§ What the exercise asks: Take from the listing each line that has the string "this".

§ Data excerpts:
# # # # # # #

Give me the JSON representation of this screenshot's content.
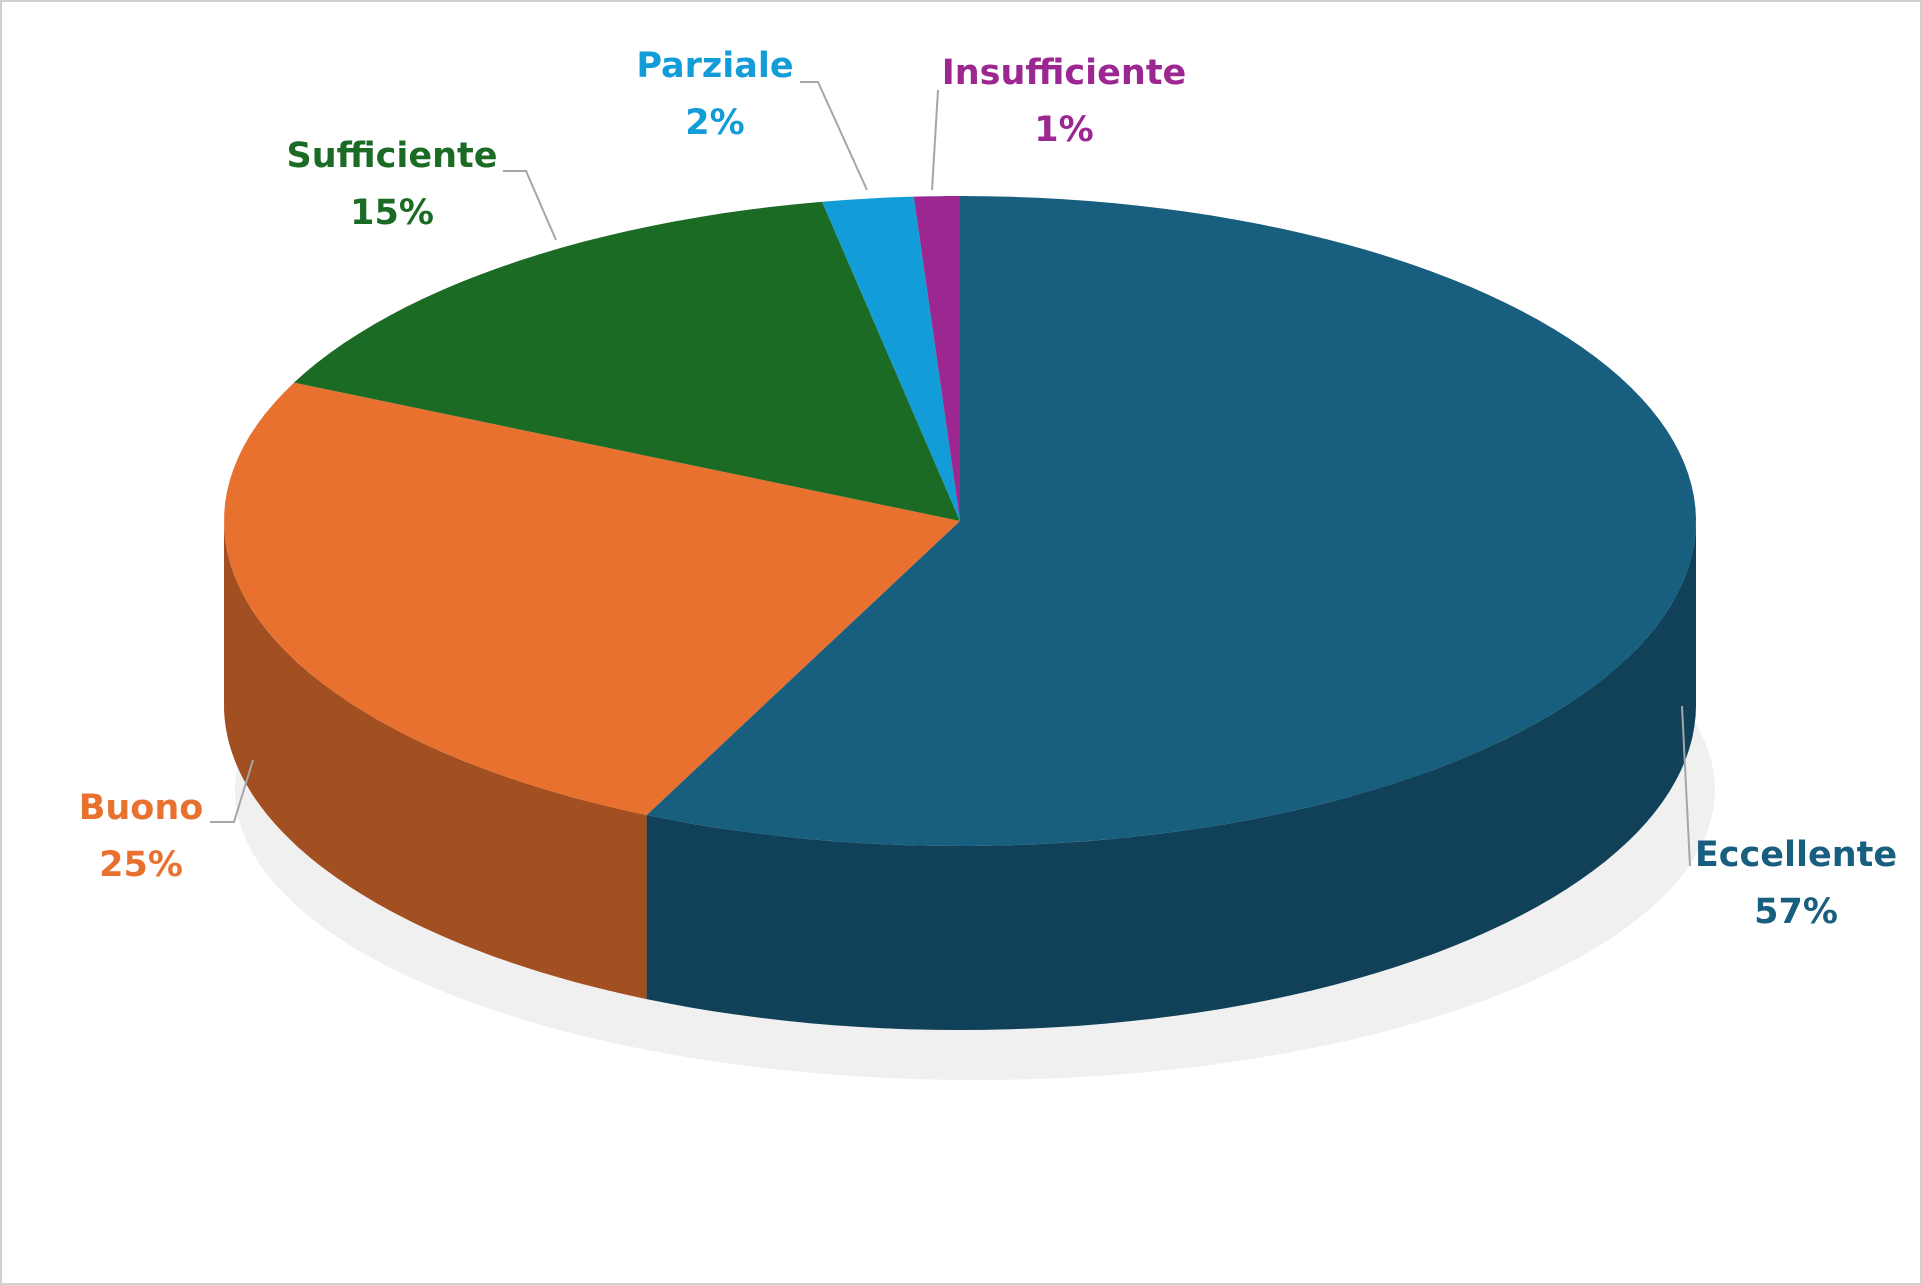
{
  "chart_data": {
    "type": "pie",
    "categories": [
      "Eccellente",
      "Buono",
      "Sufficiente",
      "Parziale",
      "Insufficiente"
    ],
    "values": [
      57,
      25,
      15,
      2,
      1
    ],
    "value_labels": [
      "57%",
      "25%",
      "15%",
      "2%",
      "1%"
    ],
    "colors": [
      "#175e7f",
      "#e87130",
      "#1b6b24",
      "#129cd8",
      "#9c2790"
    ],
    "style": "3d"
  }
}
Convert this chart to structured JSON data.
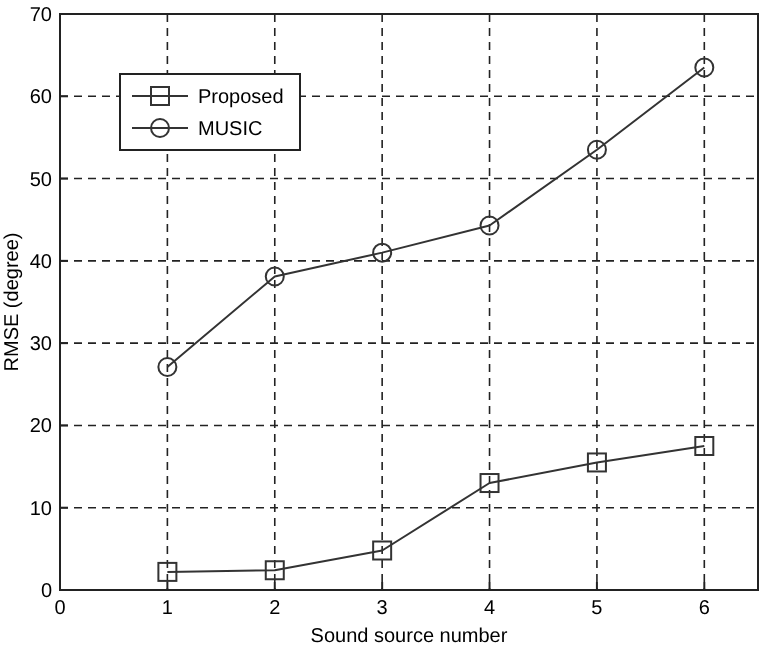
{
  "chart_data": {
    "type": "line",
    "xlabel": "Sound source number",
    "ylabel": "RMSE (degree)",
    "x": [
      1,
      2,
      3,
      4,
      5,
      6
    ],
    "xlim": [
      0,
      6.5
    ],
    "xticks": [
      0,
      1,
      2,
      3,
      4,
      5,
      6
    ],
    "ylim": [
      0,
      70
    ],
    "yticks": [
      0,
      10,
      20,
      30,
      40,
      50,
      60,
      70
    ],
    "grid": true,
    "legend": "top left",
    "line_style": "solid",
    "series": [
      {
        "name": "Proposed",
        "color": "#333333",
        "marker": "square",
        "values": [
          2.2,
          2.4,
          4.8,
          13,
          15.5,
          17.5
        ]
      },
      {
        "name": "MUSIC",
        "color": "#333333",
        "marker": "circle",
        "values": [
          27.1,
          38.1,
          41,
          44.3,
          53.5,
          63.5
        ]
      }
    ]
  }
}
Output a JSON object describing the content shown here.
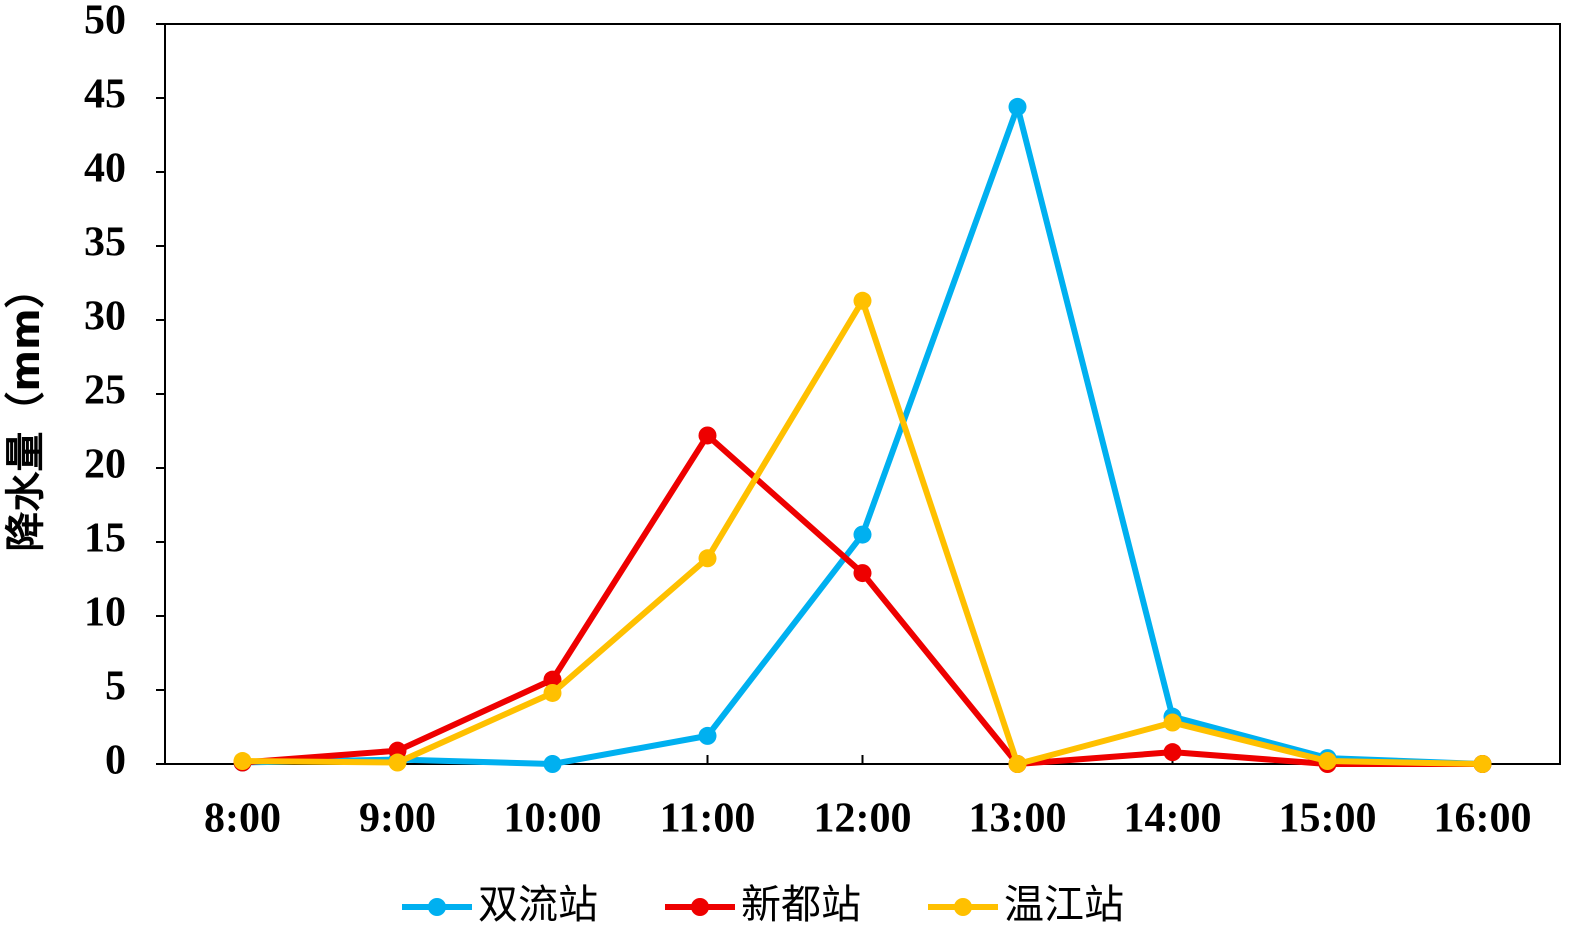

# # # # # # #

§ Complete answer:
Give me the JSON representation of this screenshot's content.
Convert this chart to structured JSON data.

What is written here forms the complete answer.